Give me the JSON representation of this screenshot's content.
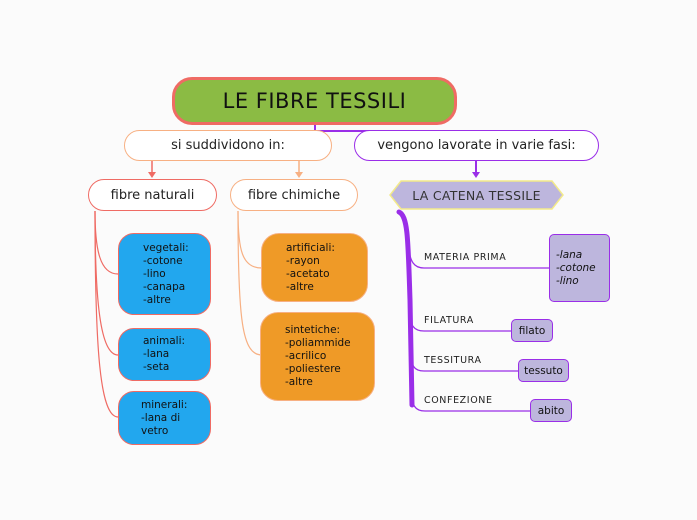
{
  "root": {
    "title": "LE FIBRE TESSILI"
  },
  "branch_left": {
    "label": "si suddividono in:",
    "children": [
      {
        "label": "fibre naturali",
        "groups": [
          {
            "lines": [
              "vegetali:",
              "-cotone",
              "-lino",
              "-canapa",
              "-altre"
            ]
          },
          {
            "lines": [
              "animali:",
              "-lana",
              "-seta"
            ]
          },
          {
            "lines": [
              "minerali:",
              "-lana di",
              "vetro"
            ]
          }
        ]
      },
      {
        "label": "fibre chimiche",
        "groups": [
          {
            "lines": [
              "artificiali:",
              "-rayon",
              "-acetato",
              "-altre"
            ]
          },
          {
            "lines": [
              "sintetiche:",
              "-poliammide",
              "-acrilico",
              "-poliestere",
              "-altre"
            ]
          }
        ]
      }
    ]
  },
  "branch_right": {
    "label": "vengono lavorate in varie fasi:",
    "chain": {
      "label": "LA CATENA TESSILE",
      "phases": [
        {
          "label": "MATERIA PRIMA",
          "outputs": [
            "-lana",
            "-cotone",
            "-lino"
          ]
        },
        {
          "label": "FILATURA",
          "outputs": [
            "filato"
          ]
        },
        {
          "label": "TESSITURA",
          "outputs": [
            "tessuto"
          ]
        },
        {
          "label": "CONFEZIONE",
          "outputs": [
            "abito"
          ]
        }
      ]
    }
  },
  "colors": {
    "root_fill": "#8bbb44",
    "root_border": "#ef6b64",
    "natural_line": "#ef6b64",
    "chemical_line": "#f7b083",
    "chain_line": "#9a2ee8",
    "blue_box": "#22a7ee",
    "amber_box": "#ef9a27",
    "lavender_box": "#bdb6dd"
  }
}
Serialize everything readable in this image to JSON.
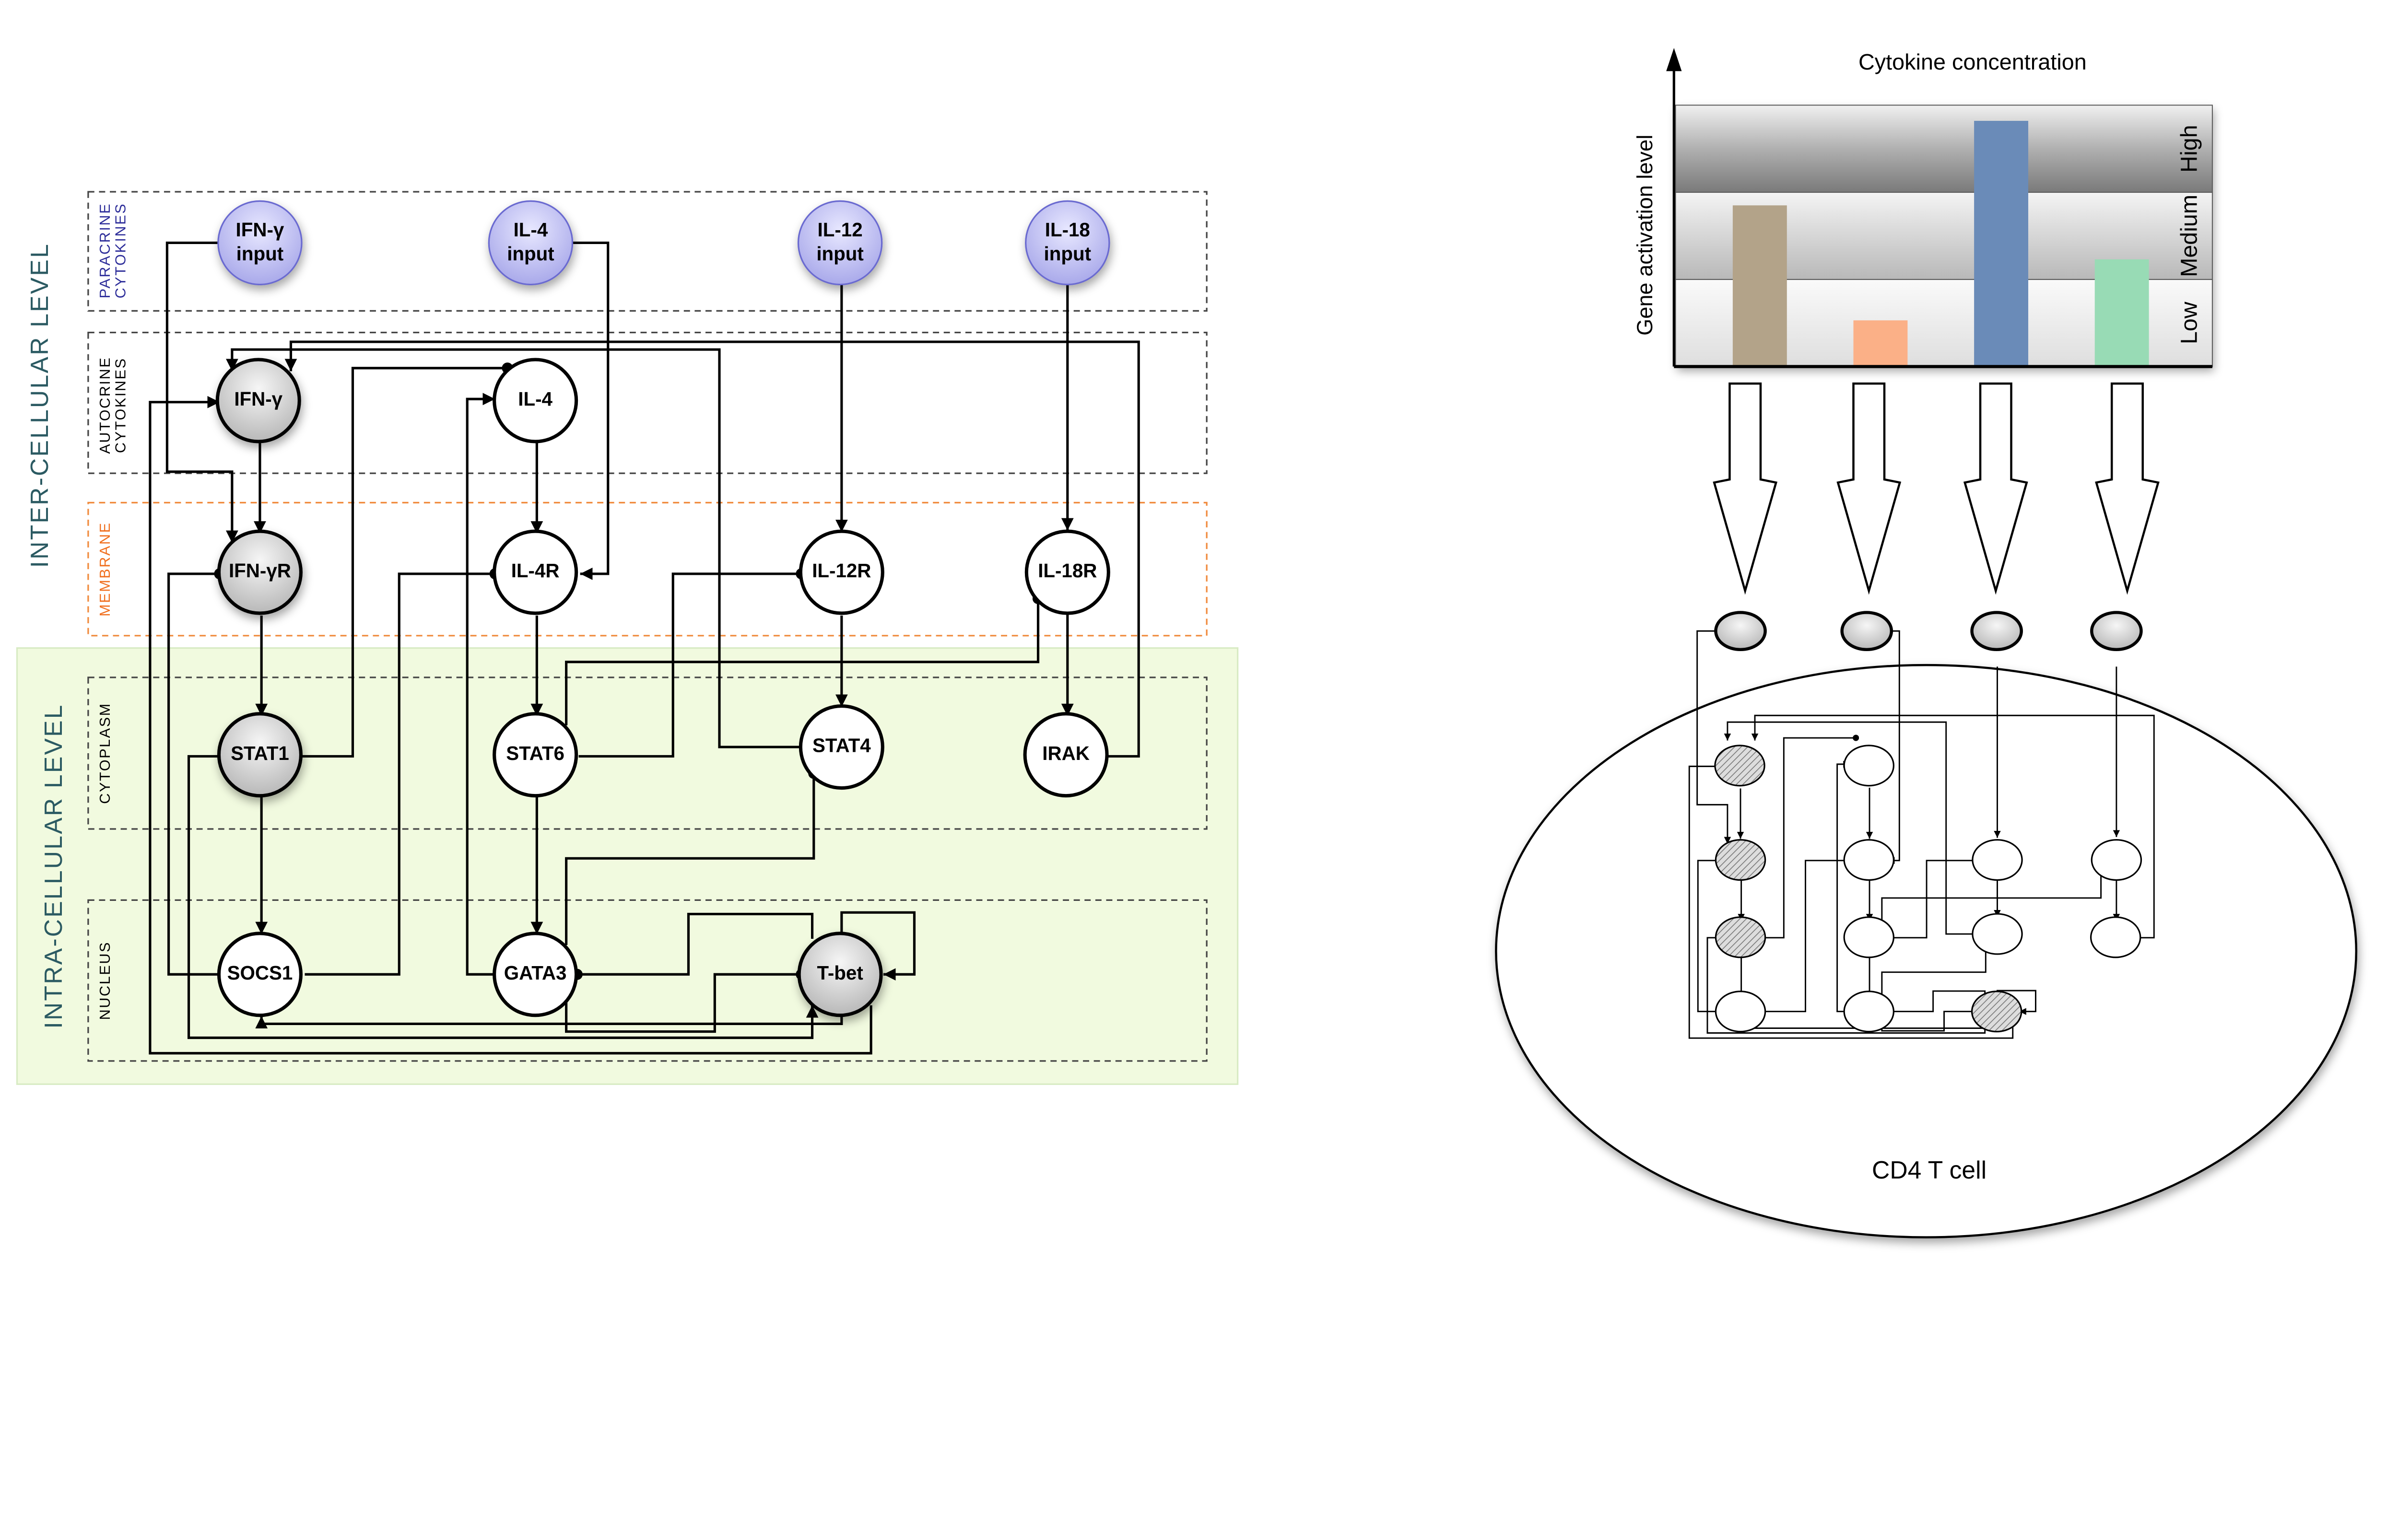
{
  "levels": {
    "inter": "INTER-CELLULAR LEVEL",
    "intra": "INTRA-CELLULAR LEVEL"
  },
  "compartments": {
    "paracrine": [
      "PARACRINE",
      "CYTOKINES"
    ],
    "autocrine": [
      "AUTOCRINE",
      "CYTOKINES"
    ],
    "membrane": [
      "MEMBRANE"
    ],
    "cytoplasm": [
      "CYTOPLASM"
    ],
    "nucleus": [
      "NUCLEUS"
    ]
  },
  "colors": {
    "input_node": "#b8b8f0",
    "gray_node": "#c8c8c8",
    "membrane_border": "#f08a3c",
    "membrane_label": "#f07020",
    "paracrine_label": "#2e2e9a",
    "level_label": "#2b5a62",
    "intracellular_bg": "#f1fadf"
  },
  "nodes": [
    {
      "id": "ifng_in",
      "label": [
        "IFN-γ",
        "input"
      ],
      "style": "input"
    },
    {
      "id": "il4_in",
      "label": [
        "IL-4",
        "input"
      ],
      "style": "input"
    },
    {
      "id": "il12_in",
      "label": [
        "IL-12",
        "input"
      ],
      "style": "input"
    },
    {
      "id": "il18_in",
      "label": [
        "IL-18",
        "input"
      ],
      "style": "input"
    },
    {
      "id": "ifng",
      "label": [
        "IFN-γ"
      ],
      "style": "gray"
    },
    {
      "id": "il4",
      "label": [
        "IL-4"
      ],
      "style": "white"
    },
    {
      "id": "ifngr",
      "label": [
        "IFN-γR"
      ],
      "style": "gray"
    },
    {
      "id": "il4r",
      "label": [
        "IL-4R"
      ],
      "style": "white"
    },
    {
      "id": "il12r",
      "label": [
        "IL-12R"
      ],
      "style": "white"
    },
    {
      "id": "il18r",
      "label": [
        "IL-18R"
      ],
      "style": "white"
    },
    {
      "id": "stat1",
      "label": [
        "STAT1"
      ],
      "style": "gray"
    },
    {
      "id": "stat6",
      "label": [
        "STAT6"
      ],
      "style": "white"
    },
    {
      "id": "stat4",
      "label": [
        "STAT4"
      ],
      "style": "white"
    },
    {
      "id": "irak",
      "label": [
        "IRAK"
      ],
      "style": "white"
    },
    {
      "id": "socs1",
      "label": [
        "SOCS1"
      ],
      "style": "white"
    },
    {
      "id": "gata3",
      "label": [
        "GATA3"
      ],
      "style": "white"
    },
    {
      "id": "tbet",
      "label": [
        "T-bet"
      ],
      "style": "gray"
    }
  ],
  "interactions": [
    {
      "from": "ifng_in",
      "to": "ifngr",
      "type": "activation"
    },
    {
      "from": "il4_in",
      "to": "il4r",
      "type": "activation"
    },
    {
      "from": "il12_in",
      "to": "il12r",
      "type": "activation"
    },
    {
      "from": "il18_in",
      "to": "il18r",
      "type": "activation"
    },
    {
      "from": "ifng",
      "to": "ifngr",
      "type": "activation"
    },
    {
      "from": "il4",
      "to": "il4r",
      "type": "activation"
    },
    {
      "from": "ifngr",
      "to": "stat1",
      "type": "activation"
    },
    {
      "from": "il4r",
      "to": "stat6",
      "type": "activation"
    },
    {
      "from": "il12r",
      "to": "stat4",
      "type": "activation"
    },
    {
      "from": "il18r",
      "to": "irak",
      "type": "activation"
    },
    {
      "from": "stat1",
      "to": "socs1",
      "type": "activation"
    },
    {
      "from": "stat6",
      "to": "gata3",
      "type": "activation"
    },
    {
      "from": "stat1",
      "to": "il4",
      "type": "inhibition"
    },
    {
      "from": "stat6",
      "to": "il12r",
      "type": "inhibition"
    },
    {
      "from": "stat4",
      "to": "ifng",
      "type": "activation"
    },
    {
      "from": "irak",
      "to": "ifng",
      "type": "activation"
    },
    {
      "from": "stat6",
      "to": "il18r",
      "type": "inhibition"
    },
    {
      "from": "socs1",
      "to": "ifngr",
      "type": "inhibition"
    },
    {
      "from": "socs1",
      "to": "il4r",
      "type": "inhibition"
    },
    {
      "from": "gata3",
      "to": "il4",
      "type": "activation"
    },
    {
      "from": "tbet",
      "to": "gata3",
      "type": "inhibition"
    },
    {
      "from": "gata3",
      "to": "tbet",
      "type": "inhibition"
    },
    {
      "from": "gata3",
      "to": "stat4",
      "type": "inhibition"
    },
    {
      "from": "tbet",
      "to": "tbet",
      "type": "activation"
    },
    {
      "from": "tbet",
      "to": "socs1",
      "type": "activation"
    },
    {
      "from": "stat1",
      "to": "tbet",
      "type": "activation"
    },
    {
      "from": "tbet",
      "to": "ifng",
      "type": "activation"
    }
  ],
  "chart": {
    "title": "Cytokine concentration",
    "ylabel": "Gene activation level",
    "bands": [
      "Low",
      "Medium",
      "High"
    ],
    "ylim": [
      0,
      3
    ],
    "bars": [
      {
        "value": 1.85,
        "color": "#b3a389"
      },
      {
        "value": 0.53,
        "color": "#fbb087"
      },
      {
        "value": 2.82,
        "color": "#6a8bb8"
      },
      {
        "value": 1.23,
        "color": "#98dbb5"
      }
    ]
  },
  "cell": {
    "label": "CD4 T cell"
  }
}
^^^^^^^^
#### [Set problem]
Copy each line of the records precisely and drop any images they hold.

#### [Solution]
Give me the JSON representation of this screenshot's content.
{
  "root": {
    "title": "LE FIBRE TESSILI"
  },
  "branch_left": {
    "label": "si suddividono in:",
    "children": [
      {
        "label": "fibre naturali",
        "groups": [
          {
            "lines": [
              "vegetali:",
              "-cotone",
              "-lino",
              "-canapa",
              "-altre"
            ]
          },
          {
            "lines": [
              "animali:",
              "-lana",
              "-seta"
            ]
          },
          {
            "lines": [
              "minerali:",
              "-lana di",
              "vetro"
            ]
          }
        ]
      },
      {
        "label": "fibre chimiche",
        "groups": [
          {
            "lines": [
              "artificiali:",
              "-rayon",
              "-acetato",
              "-altre"
            ]
          },
          {
            "lines": [
              "sintetiche:",
              "-poliammide",
              "-acrilico",
              "-poliestere",
              "-altre"
            ]
          }
        ]
      }
    ]
  },
  "branch_right": {
    "label": "vengono lavorate in varie fasi:",
    "chain": {
      "label": "LA CATENA TESSILE",
      "phases": [
        {
          "label": "MATERIA PRIMA",
          "outputs": [
            "-lana",
            "-cotone",
            "-lino"
          ]
        },
        {
          "label": "FILATURA",
          "outputs": [
            "filato"
          ]
        },
        {
          "label": "TESSITURA",
          "outputs": [
            "tessuto"
          ]
        },
        {
          "label": "CONFEZIONE",
          "outputs": [
            "abito"
          ]
        }
      ]
    }
  },
  "colors": {
    "root_fill": "#8bbb44",
    "root_border": "#ef6b64",
    "natural_line": "#ef6b64",
    "chemical_line": "#f7b083",
    "chain_line": "#9a2ee8",
    "blue_box": "#22a7ee",
    "amber_box": "#ef9a27",
    "lavender_box": "#bdb6dd"
  }
}
Serialize everything readable in this image to JSON.
{
  "levels": {
    "inter": "INTER-CELLULAR LEVEL",
    "intra": "INTRA-CELLULAR LEVEL"
  },
  "compartments": {
    "paracrine": [
      "PARACRINE",
      "CYTOKINES"
    ],
    "autocrine": [
      "AUTOCRINE",
      "CYTOKINES"
    ],
    "membrane": [
      "MEMBRANE"
    ],
    "cytoplasm": [
      "CYTOPLASM"
    ],
    "nucleus": [
      "NUCLEUS"
    ]
  },
  "colors": {
    "input_node": "#b8b8f0",
    "gray_node": "#c8c8c8",
    "membrane_border": "#f08a3c",
    "membrane_label": "#f07020",
    "paracrine_label": "#2e2e9a",
    "level_label": "#2b5a62",
    "intracellular_bg": "#f1fadf"
  },
  "nodes": [
    {
      "id": "ifng_in",
      "label": [
        "IFN-γ",
        "input"
      ],
      "style": "input"
    },
    {
      "id": "il4_in",
      "label": [
        "IL-4",
        "input"
      ],
      "style": "input"
    },
    {
      "id": "il12_in",
      "label": [
        "IL-12",
        "input"
      ],
      "style": "input"
    },
    {
      "id": "il18_in",
      "label": [
        "IL-18",
        "input"
      ],
      "style": "input"
    },
    {
      "id": "ifng",
      "label": [
        "IFN-γ"
      ],
      "style": "gray"
    },
    {
      "id": "il4",
      "label": [
        "IL-4"
      ],
      "style": "white"
    },
    {
      "id": "ifngr",
      "label": [
        "IFN-γR"
      ],
      "style": "gray"
    },
    {
      "id": "il4r",
      "label": [
        "IL-4R"
      ],
      "style": "white"
    },
    {
      "id": "il12r",
      "label": [
        "IL-12R"
      ],
      "style": "white"
    },
    {
      "id": "il18r",
      "label": [
        "IL-18R"
      ],
      "style": "white"
    },
    {
      "id": "stat1",
      "label": [
        "STAT1"
      ],
      "style": "gray"
    },
    {
      "id": "stat6",
      "label": [
        "STAT6"
      ],
      "style": "white"
    },
    {
      "id": "stat4",
      "label": [
        "STAT4"
      ],
      "style": "white"
    },
    {
      "id": "irak",
      "label": [
        "IRAK"
      ],
      "style": "white"
    },
    {
      "id": "socs1",
      "label": [
        "SOCS1"
      ],
      "style": "white"
    },
    {
      "id": "gata3",
      "label": [
        "GATA3"
      ],
      "style": "white"
    },
    {
      "id": "tbet",
      "label": [
        "T-bet"
      ],
      "style": "gray"
    }
  ],
  "interactions": [
    {
      "from": "ifng_in",
      "to": "ifngr",
      "type": "activation"
    },
    {
      "from": "il4_in",
      "to": "il4r",
      "type": "activation"
    },
    {
      "from": "il12_in",
      "to": "il12r",
      "type": "activation"
    },
    {
      "from": "il18_in",
      "to": "il18r",
      "type": "activation"
    },
    {
      "from": "ifng",
      "to": "ifngr",
      "type": "activation"
    },
    {
      "from": "il4",
      "to": "il4r",
      "type": "activation"
    },
    {
      "from": "ifngr",
      "to": "stat1",
      "type": "activation"
    },
    {
      "from": "il4r",
      "to": "stat6",
      "type": "activation"
    },
    {
      "from": "il12r",
      "to": "stat4",
      "type": "activation"
    },
    {
      "from": "il18r",
      "to": "irak",
      "type": "activation"
    },
    {
      "from": "stat1",
      "to": "socs1",
      "type": "activation"
    },
    {
      "from": "stat6",
      "to": "gata3",
      "type": "activation"
    },
    {
      "from": "stat1",
      "to": "il4",
      "type": "inhibition"
    },
    {
      "from": "stat6",
      "to": "il12r",
      "type": "inhibition"
    },
    {
      "from": "stat4",
      "to": "ifng",
      "type": "activation"
    },
    {
      "from": "irak",
      "to": "ifng",
      "type": "activation"
    },
    {
      "from": "stat6",
      "to": "il18r",
      "type": "inhibition"
    },
    {
      "from": "socs1",
      "to": "ifngr",
      "type": "inhibition"
    },
    {
      "from": "socs1",
      "to": "il4r",
      "type": "inhibition"
    },
    {
      "from": "gata3",
      "to": "il4",
      "type": "activation"
    },
    {
      "from": "tbet",
      "to": "gata3",
      "type": "inhibition"
    },
    {
      "from": "gata3",
      "to": "tbet",
      "type": "inhibition"
    },
    {
      "from": "gata3",
      "to": "stat4",
      "type": "inhibition"
    },
    {
      "from": "tbet",
      "to": "tbet",
      "type": "activation"
    },
    {
      "from": "tbet",
      "to": "socs1",
      "type": "activation"
    },
    {
      "from": "stat1",
      "to": "tbet",
      "type": "activation"
    },
    {
      "from": "tbet",
      "to": "ifng",
      "type": "activation"
    }
  ],
  "chart": {
    "title": "Cytokine concentration",
    "ylabel": "Gene activation level",
    "bands": [
      "Low",
      "Medium",
      "High"
    ],
    "ylim": [
      0,
      3
    ],
    "bars": [
      {
        "value": 1.85,
        "color": "#b3a389"
      },
      {
        "value": 0.53,
        "color": "#fbb087"
      },
      {
        "value": 2.82,
        "color": "#6a8bb8"
      },
      {
        "value": 1.23,
        "color": "#98dbb5"
      }
    ]
  },
  "cell": {
    "label": "CD4 T cell"
  }
}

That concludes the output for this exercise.